* Objective
Each line that holds the word "title" is to be identified and copied.

* Material provided
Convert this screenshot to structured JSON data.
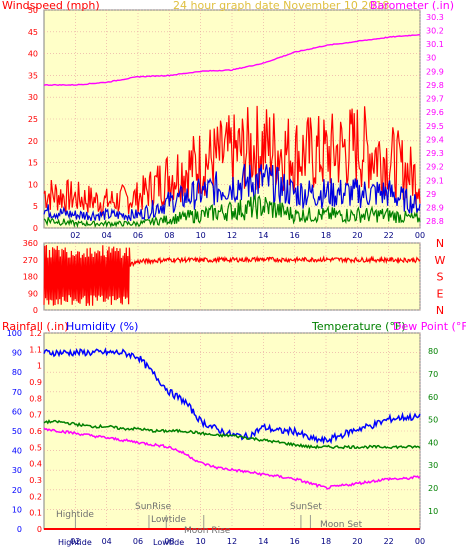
{
  "colors": {
    "plot_bg": "#ffffc8",
    "grid": "#e8a0a0",
    "red": "#ff0000",
    "blue": "#0000ff",
    "green": "#008000",
    "magenta": "#ff00ff",
    "navy": "#000080",
    "wind_avg": "#0000e0"
  },
  "chart_data": [
    {
      "type": "line",
      "title": "24 hour graph date   November 10 2018",
      "y_left_label": "Windspeed (mph)",
      "y_right_label": "Barometer (.in)",
      "x_ticks": [
        "02",
        "04",
        "06",
        "08",
        "10",
        "12",
        "14",
        "16",
        "18",
        "20",
        "22",
        "00"
      ],
      "y_left_ticks": [
        "0",
        "5",
        "10",
        "15",
        "20",
        "25",
        "30",
        "35",
        "40",
        "45",
        "50"
      ],
      "y_right_ticks": [
        "28.8",
        "28.9",
        "29",
        "29.1",
        "29.2",
        "29.3",
        "29.4",
        "29.5",
        "29.6",
        "29.7",
        "29.8",
        "29.9",
        "30",
        "30.1",
        "30.2",
        "30.3"
      ],
      "ylim_left": [
        0,
        50
      ],
      "ylim_right": [
        28.75,
        30.35
      ],
      "x_hours": [
        0,
        2,
        4,
        6,
        8,
        10,
        12,
        14,
        16,
        18,
        20,
        22,
        24
      ],
      "series": [
        {
          "name": "Windspeed gust",
          "axis": "left",
          "color": "red",
          "values": [
            8,
            7,
            6,
            7,
            12,
            15,
            17,
            19,
            17,
            17,
            19,
            16,
            11
          ]
        },
        {
          "name": "Windspeed average",
          "axis": "left",
          "color": "blue",
          "values": [
            4,
            3,
            3,
            3,
            6,
            8,
            10,
            11,
            8,
            8,
            8,
            8,
            5
          ]
        },
        {
          "name": "Windspeed low",
          "axis": "left",
          "color": "green",
          "values": [
            2,
            1,
            1,
            1,
            2,
            3,
            4,
            5,
            3,
            3,
            3,
            3,
            2
          ]
        },
        {
          "name": "Barometer",
          "axis": "right",
          "color": "magenta",
          "values": [
            29.8,
            29.8,
            29.82,
            29.86,
            29.87,
            29.9,
            29.91,
            29.96,
            30.04,
            30.09,
            30.12,
            30.15,
            30.17
          ]
        }
      ]
    },
    {
      "type": "line",
      "y_ticks": [
        "0",
        "90",
        "180",
        "270",
        "360"
      ],
      "ylim": [
        0,
        360
      ],
      "right_labels": [
        "N",
        "W",
        "S",
        "E",
        "N"
      ],
      "x_hours": [
        0,
        2,
        4,
        6,
        8,
        10,
        12,
        14,
        16,
        18,
        20,
        22,
        24
      ],
      "series": [
        {
          "name": "Wind direction",
          "color": "red",
          "values": [
            180,
            150,
            200,
            260,
            270,
            268,
            270,
            272,
            270,
            272,
            270,
            270,
            268
          ]
        }
      ]
    },
    {
      "type": "line",
      "y_label_1": "Rainfall (.in)",
      "y_label_2": "Humidity (%)",
      "y_label_3": "Temperature (°F)",
      "y_label_4": "Dew Point (°F)",
      "rain_ticks": [
        "0",
        "0.1",
        "0.2",
        "0.3",
        "0.4",
        "0.5",
        "0.6",
        "0.7",
        "0.8",
        "0.9",
        "1",
        "1.1",
        "1.2"
      ],
      "humidity_ticks": [
        "0",
        "10",
        "20",
        "30",
        "40",
        "50",
        "60",
        "70",
        "80",
        "90",
        "100"
      ],
      "temp_ticks": [
        "10",
        "20",
        "30",
        "40",
        "50",
        "60",
        "70",
        "80"
      ],
      "x_ticks": [
        "02",
        "04",
        "06",
        "08",
        "10",
        "12",
        "14",
        "16",
        "18",
        "20",
        "22",
        "00"
      ],
      "ylim_rain": [
        0,
        1.2
      ],
      "ylim_humidity": [
        0,
        100
      ],
      "ylim_temp": [
        2,
        88
      ],
      "x_hours": [
        0,
        1,
        2,
        3,
        4,
        5,
        6,
        7,
        8,
        9,
        10,
        11,
        12,
        13,
        14,
        15,
        16,
        17,
        18,
        19,
        20,
        21,
        22,
        23,
        24
      ],
      "series": [
        {
          "name": "Humidity",
          "axis": "humidity",
          "color": "blue",
          "values": [
            90,
            90,
            90,
            90,
            90,
            90,
            88,
            79,
            70,
            65,
            55,
            51,
            48,
            47,
            52,
            50,
            50,
            46,
            45,
            48,
            51,
            53,
            56,
            57,
            57
          ]
        },
        {
          "name": "Temperature",
          "axis": "temp",
          "color": "green",
          "values": [
            49,
            49,
            48,
            47,
            47,
            46,
            46,
            45,
            45,
            45,
            44,
            43,
            43,
            42,
            41,
            40,
            39,
            38,
            38,
            38,
            38,
            38,
            38,
            38,
            38
          ]
        },
        {
          "name": "Dew Point",
          "axis": "temp",
          "color": "magenta",
          "values": [
            46,
            45,
            44,
            43,
            42,
            41,
            40,
            39,
            38,
            35,
            31,
            29,
            28,
            27,
            26,
            25,
            24,
            22,
            20,
            21,
            22,
            23,
            24,
            24,
            25
          ]
        },
        {
          "name": "Rainfall",
          "axis": "rain",
          "color": "red",
          "values": [
            0,
            0,
            0,
            0,
            0,
            0,
            0,
            0,
            0,
            0,
            0,
            0,
            0,
            0,
            0,
            0,
            0,
            0,
            0,
            0,
            0,
            0,
            0,
            0,
            0
          ]
        }
      ],
      "annotations": {
        "hightide": "Hightide",
        "sunrise": "SunRise",
        "lowtide": "Lowtide",
        "moonrise": "Moon Rise",
        "sunset": "SunSet",
        "moonset": "Moon Set"
      },
      "bottom_labels": {
        "hightide": "Hightide",
        "lowtide": "Lowtide"
      }
    }
  ]
}
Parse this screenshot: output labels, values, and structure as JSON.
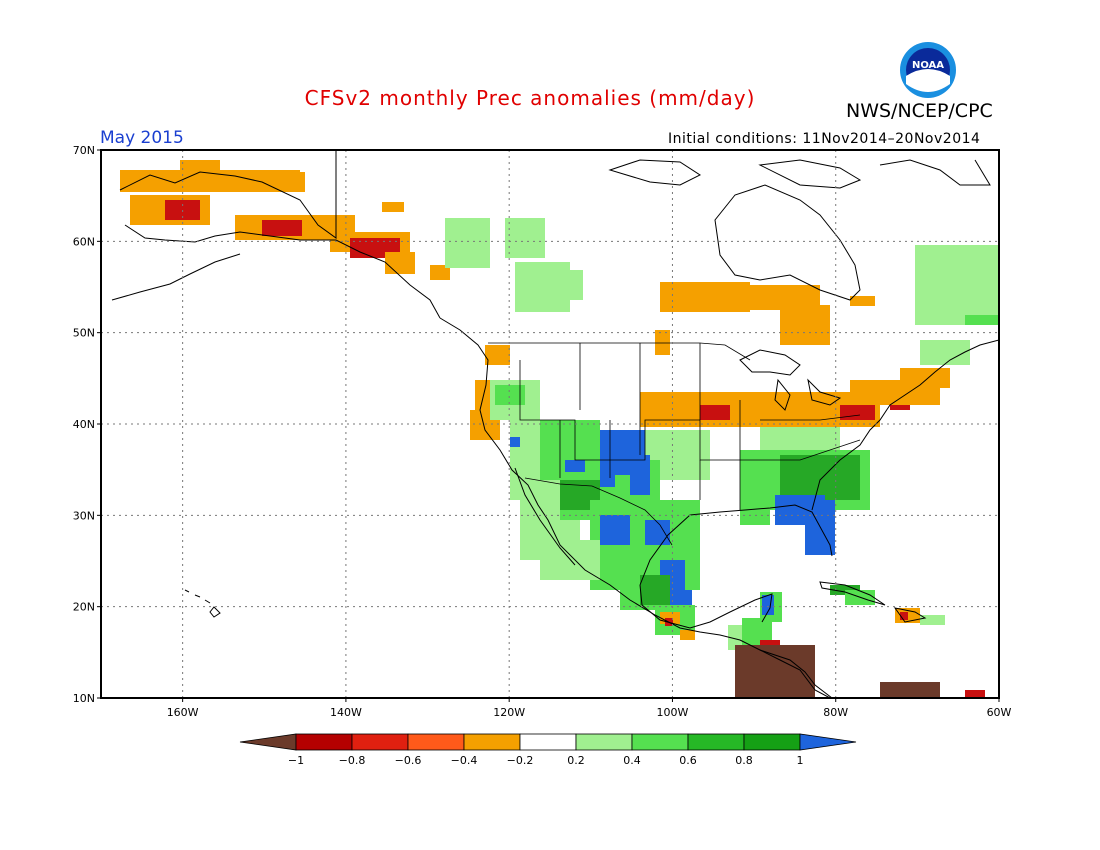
{
  "title": "CFSv2 monthly Prec anomalies (mm/day)",
  "agency": "NWS/NCEP/CPC",
  "logo_text": "NOAA",
  "valid_month": "May 2015",
  "initial_conditions": "Initial conditions: 11Nov2014–20Nov2014",
  "map": {
    "lat_labels": [
      "70N",
      "60N",
      "50N",
      "40N",
      "30N",
      "20N",
      "10N"
    ],
    "lon_labels": [
      "160W",
      "140W",
      "120W",
      "100W",
      "80W",
      "60W"
    ]
  },
  "legend": {
    "tick_labels": [
      "−1",
      "−0.8",
      "−0.6",
      "−0.4",
      "−0.2",
      "0.2",
      "0.4",
      "0.6",
      "0.8",
      "1"
    ],
    "colors": [
      "#6b3a2a",
      "#b40000",
      "#e02010",
      "#ff5a1a",
      "#f5a000",
      "#ffffff",
      "#a0f090",
      "#55e050",
      "#26b826",
      "#15a015",
      "#1e64dc"
    ]
  },
  "anomaly_colors": {
    "dry_strong": "#6b3a2a",
    "dry_red": "#c81010",
    "dry_orange": "#f5a000",
    "wet_light": "#a0f090",
    "wet_mid": "#55e050",
    "wet_dark": "#26a826",
    "wet_blue": "#1e64dc"
  }
}
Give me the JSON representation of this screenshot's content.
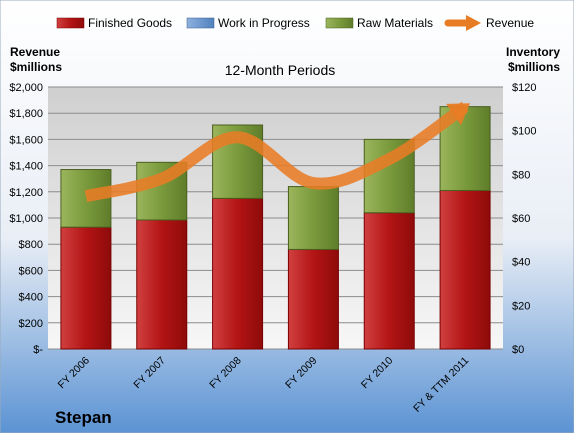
{
  "chart_data": {
    "type": "bar",
    "stacked": true,
    "title": "12-Month Periods",
    "company": "Stepan",
    "categories": [
      "FY 2006",
      "FY 2007",
      "FY 2008",
      "FY 2009",
      "FY 2010",
      "FY & TTM 2011"
    ],
    "legend_position": "top",
    "series": [
      {
        "name": "Finished Goods",
        "axis": "left",
        "color": "#c00000",
        "values": [
          930,
          985,
          1150,
          760,
          1040,
          1210
        ]
      },
      {
        "name": "Work in Progress",
        "axis": "left",
        "color": "#4f81bd",
        "values": [
          0,
          0,
          0,
          0,
          0,
          0
        ]
      },
      {
        "name": "Raw Materials",
        "axis": "left",
        "color": "#77933c",
        "values": [
          440,
          440,
          560,
          480,
          560,
          640
        ]
      },
      {
        "name": "Revenue",
        "axis": "right",
        "type": "line",
        "color": "#e87c25",
        "values": [
          70,
          78,
          97,
          76,
          87,
          111
        ]
      }
    ],
    "left_axis": {
      "label_line1": "Revenue",
      "label_line2": "$millions",
      "ylim": [
        0,
        2000
      ],
      "ticks": [
        "$-",
        "$200",
        "$400",
        "$600",
        "$800",
        "$1,000",
        "$1,200",
        "$1,400",
        "$1,600",
        "$1,800",
        "$2,000"
      ]
    },
    "right_axis": {
      "label_line1": "Inventory",
      "label_line2": "$millions",
      "ylim": [
        0,
        120
      ],
      "ticks": [
        "$0",
        "$20",
        "$40",
        "$60",
        "$80",
        "$100",
        "$120"
      ]
    },
    "grid": true
  }
}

* Completed exercise
      "title": "24 hour graph date   November 10 2018",
  "title": "CFSv2 monthly Prec anomalies (mm/day)",
    "title": "12-Month Periods",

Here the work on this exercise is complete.